(Data items)
- - - - -

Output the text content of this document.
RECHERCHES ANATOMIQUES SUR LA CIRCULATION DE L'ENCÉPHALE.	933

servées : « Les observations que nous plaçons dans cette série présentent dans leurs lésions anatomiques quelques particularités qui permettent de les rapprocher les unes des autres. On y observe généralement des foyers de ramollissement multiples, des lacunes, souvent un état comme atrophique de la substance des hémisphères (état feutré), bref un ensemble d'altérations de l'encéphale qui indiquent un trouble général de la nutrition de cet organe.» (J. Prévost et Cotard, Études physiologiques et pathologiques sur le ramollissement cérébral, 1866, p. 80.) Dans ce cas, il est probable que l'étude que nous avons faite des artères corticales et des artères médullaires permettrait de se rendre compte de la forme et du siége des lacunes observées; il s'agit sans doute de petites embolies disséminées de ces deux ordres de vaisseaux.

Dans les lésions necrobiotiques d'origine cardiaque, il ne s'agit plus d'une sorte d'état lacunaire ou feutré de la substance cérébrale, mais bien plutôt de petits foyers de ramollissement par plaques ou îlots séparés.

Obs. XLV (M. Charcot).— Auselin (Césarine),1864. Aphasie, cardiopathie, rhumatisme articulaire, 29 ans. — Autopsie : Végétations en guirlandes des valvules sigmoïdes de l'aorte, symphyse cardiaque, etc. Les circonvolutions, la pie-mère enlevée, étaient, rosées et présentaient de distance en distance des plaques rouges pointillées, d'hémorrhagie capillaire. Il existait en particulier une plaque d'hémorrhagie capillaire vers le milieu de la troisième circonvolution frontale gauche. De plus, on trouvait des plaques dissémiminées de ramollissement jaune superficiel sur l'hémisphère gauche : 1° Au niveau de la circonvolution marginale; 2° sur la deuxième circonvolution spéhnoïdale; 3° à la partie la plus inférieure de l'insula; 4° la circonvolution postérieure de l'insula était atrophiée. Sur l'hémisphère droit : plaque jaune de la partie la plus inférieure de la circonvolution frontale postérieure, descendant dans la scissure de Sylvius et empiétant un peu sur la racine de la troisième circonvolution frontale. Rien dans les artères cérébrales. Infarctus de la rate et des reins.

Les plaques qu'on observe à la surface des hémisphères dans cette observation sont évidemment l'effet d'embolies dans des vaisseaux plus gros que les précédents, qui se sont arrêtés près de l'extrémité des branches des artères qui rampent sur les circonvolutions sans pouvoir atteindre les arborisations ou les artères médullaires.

- - - - -

**WHAT TO WORK ON:**
Return, from the data, each line that has the word "substance" in it.

**RESULT FOR THIS TASK:**
servées : « Les observations que nous plaçons dans cette série présentent dans leurs lésions anatomiques quelques particularités qui permettent de les rapprocher les unes des autres. On y observe généralement des foyers de ramollissement multiples, des lacunes, souvent un état comme atrophique de la substance des hémisphères (état feutré), bref un ensemble d'altérations de l'encéphale qui indiquent un trouble général de la nutrition de cet organe.» (J. Prévost et Cotard, Études physiologiques et pathologiques sur le ramollissement cérébral, 1866, p. 80.) Dans ce cas, il est probable que l'étude que nous avons faite des artères corticales et des artères médullaires permettrait de se rendre compte de la forme et du siége des lacunes observées; il s'agit sans doute de petites embolies disséminées de ces deux ordres de vaisseaux.
Dans les lésions necrobiotiques d'origine cardiaque, il ne s'agit plus d'une sorte d'état lacunaire ou feutré de la substance cérébrale, mais bien plutôt de petits foyers de ramollissement par plaques ou îlots séparés.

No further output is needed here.